_Objective:_ Copy out the listing that follows, exactly, without its pictures.

_Record excerpts:_
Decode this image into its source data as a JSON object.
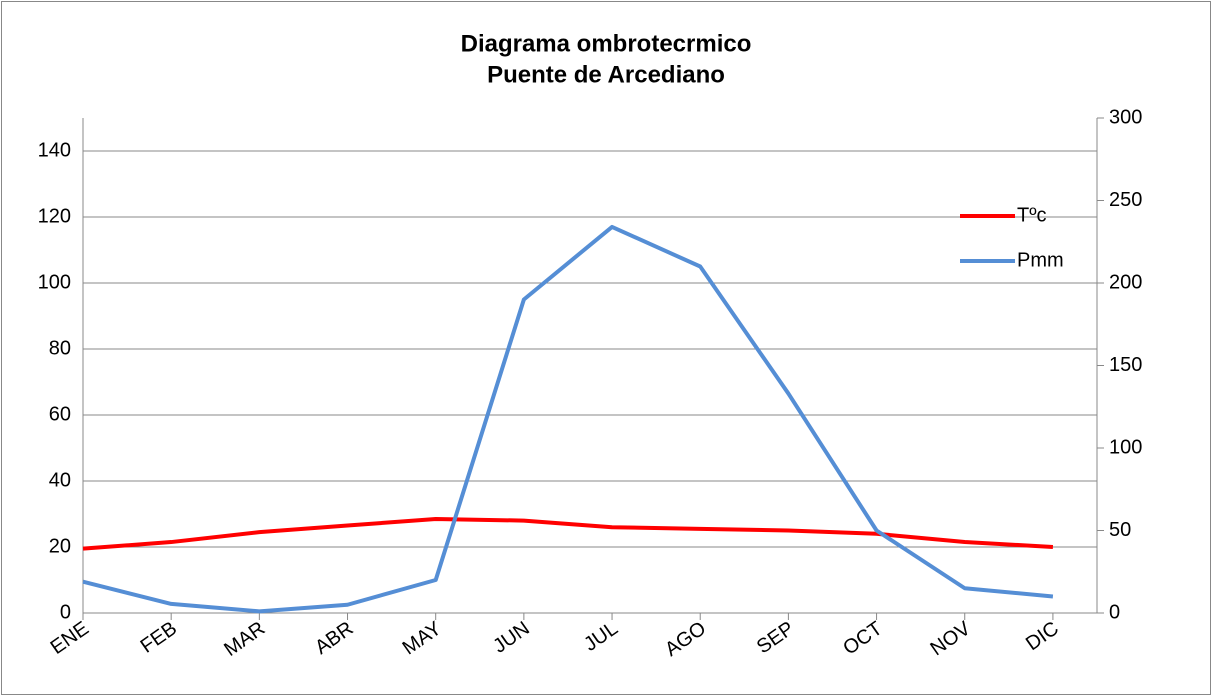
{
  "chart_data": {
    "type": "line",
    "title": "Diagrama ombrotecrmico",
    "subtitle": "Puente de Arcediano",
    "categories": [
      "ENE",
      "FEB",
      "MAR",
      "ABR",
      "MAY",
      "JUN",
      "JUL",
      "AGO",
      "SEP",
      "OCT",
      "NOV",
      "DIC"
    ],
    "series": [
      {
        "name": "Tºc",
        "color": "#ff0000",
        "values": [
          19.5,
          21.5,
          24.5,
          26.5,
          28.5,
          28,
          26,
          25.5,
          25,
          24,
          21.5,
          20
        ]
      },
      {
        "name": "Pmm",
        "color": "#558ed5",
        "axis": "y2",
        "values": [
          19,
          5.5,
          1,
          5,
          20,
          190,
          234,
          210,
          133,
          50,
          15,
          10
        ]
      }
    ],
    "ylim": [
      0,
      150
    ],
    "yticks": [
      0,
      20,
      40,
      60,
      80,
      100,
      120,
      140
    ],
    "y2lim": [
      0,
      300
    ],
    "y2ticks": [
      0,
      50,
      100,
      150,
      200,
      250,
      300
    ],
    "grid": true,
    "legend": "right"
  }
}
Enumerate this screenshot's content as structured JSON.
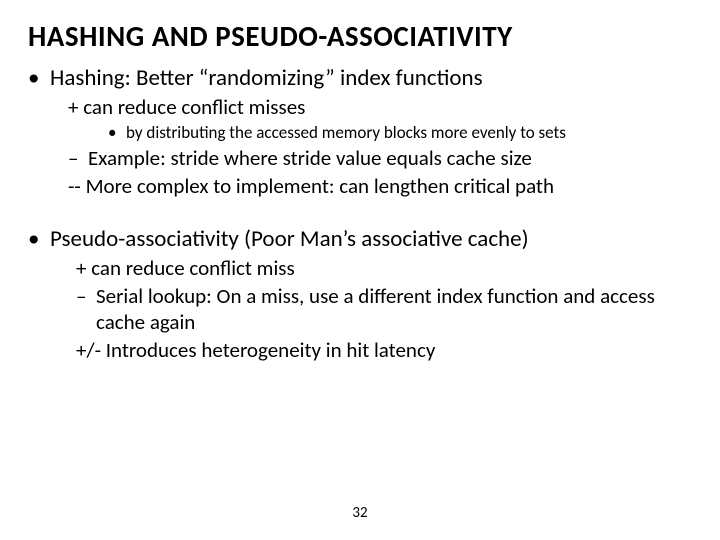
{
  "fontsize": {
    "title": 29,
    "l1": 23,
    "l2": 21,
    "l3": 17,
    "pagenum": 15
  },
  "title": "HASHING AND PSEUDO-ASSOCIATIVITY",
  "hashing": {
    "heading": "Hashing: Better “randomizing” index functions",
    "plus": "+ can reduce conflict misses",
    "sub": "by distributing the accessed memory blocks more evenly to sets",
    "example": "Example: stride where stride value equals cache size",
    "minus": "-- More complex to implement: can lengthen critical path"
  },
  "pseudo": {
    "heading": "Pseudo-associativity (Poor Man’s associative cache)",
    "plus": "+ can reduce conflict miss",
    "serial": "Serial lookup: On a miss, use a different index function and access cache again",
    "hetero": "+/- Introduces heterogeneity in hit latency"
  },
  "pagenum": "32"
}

_Result:_
Decode this image into its source data as a JSON object.
{
  "chart_data": {
    "type": "line",
    "title": "Diagrama ombrotecrmico",
    "subtitle": "Puente de Arcediano",
    "categories": [
      "ENE",
      "FEB",
      "MAR",
      "ABR",
      "MAY",
      "JUN",
      "JUL",
      "AGO",
      "SEP",
      "OCT",
      "NOV",
      "DIC"
    ],
    "series": [
      {
        "name": "Tºc",
        "color": "#ff0000",
        "values": [
          19.5,
          21.5,
          24.5,
          26.5,
          28.5,
          28,
          26,
          25.5,
          25,
          24,
          21.5,
          20
        ]
      },
      {
        "name": "Pmm",
        "color": "#558ed5",
        "axis": "y2",
        "values": [
          19,
          5.5,
          1,
          5,
          20,
          190,
          234,
          210,
          133,
          50,
          15,
          10
        ]
      }
    ],
    "ylim": [
      0,
      150
    ],
    "yticks": [
      0,
      20,
      40,
      60,
      80,
      100,
      120,
      140
    ],
    "y2lim": [
      0,
      300
    ],
    "y2ticks": [
      0,
      50,
      100,
      150,
      200,
      250,
      300
    ],
    "grid": true,
    "legend": "right"
  }
}
Enumerate this screenshot's content as structured JSON.
{
  "fontsize": {
    "title": 29,
    "l1": 23,
    "l2": 21,
    "l3": 17,
    "pagenum": 15
  },
  "title": "HASHING AND PSEUDO-ASSOCIATIVITY",
  "hashing": {
    "heading": "Hashing: Better “randomizing” index functions",
    "plus": "+ can reduce conflict misses",
    "sub": "by distributing the accessed memory blocks more evenly to sets",
    "example": "Example: stride where stride value equals cache size",
    "minus": "-- More complex to implement: can lengthen critical path"
  },
  "pseudo": {
    "heading": "Pseudo-associativity (Poor Man’s associative cache)",
    "plus": "+ can reduce conflict miss",
    "serial": "Serial lookup: On a miss, use a different index function and access cache again",
    "hetero": "+/- Introduces heterogeneity in hit latency"
  },
  "pagenum": "32"
}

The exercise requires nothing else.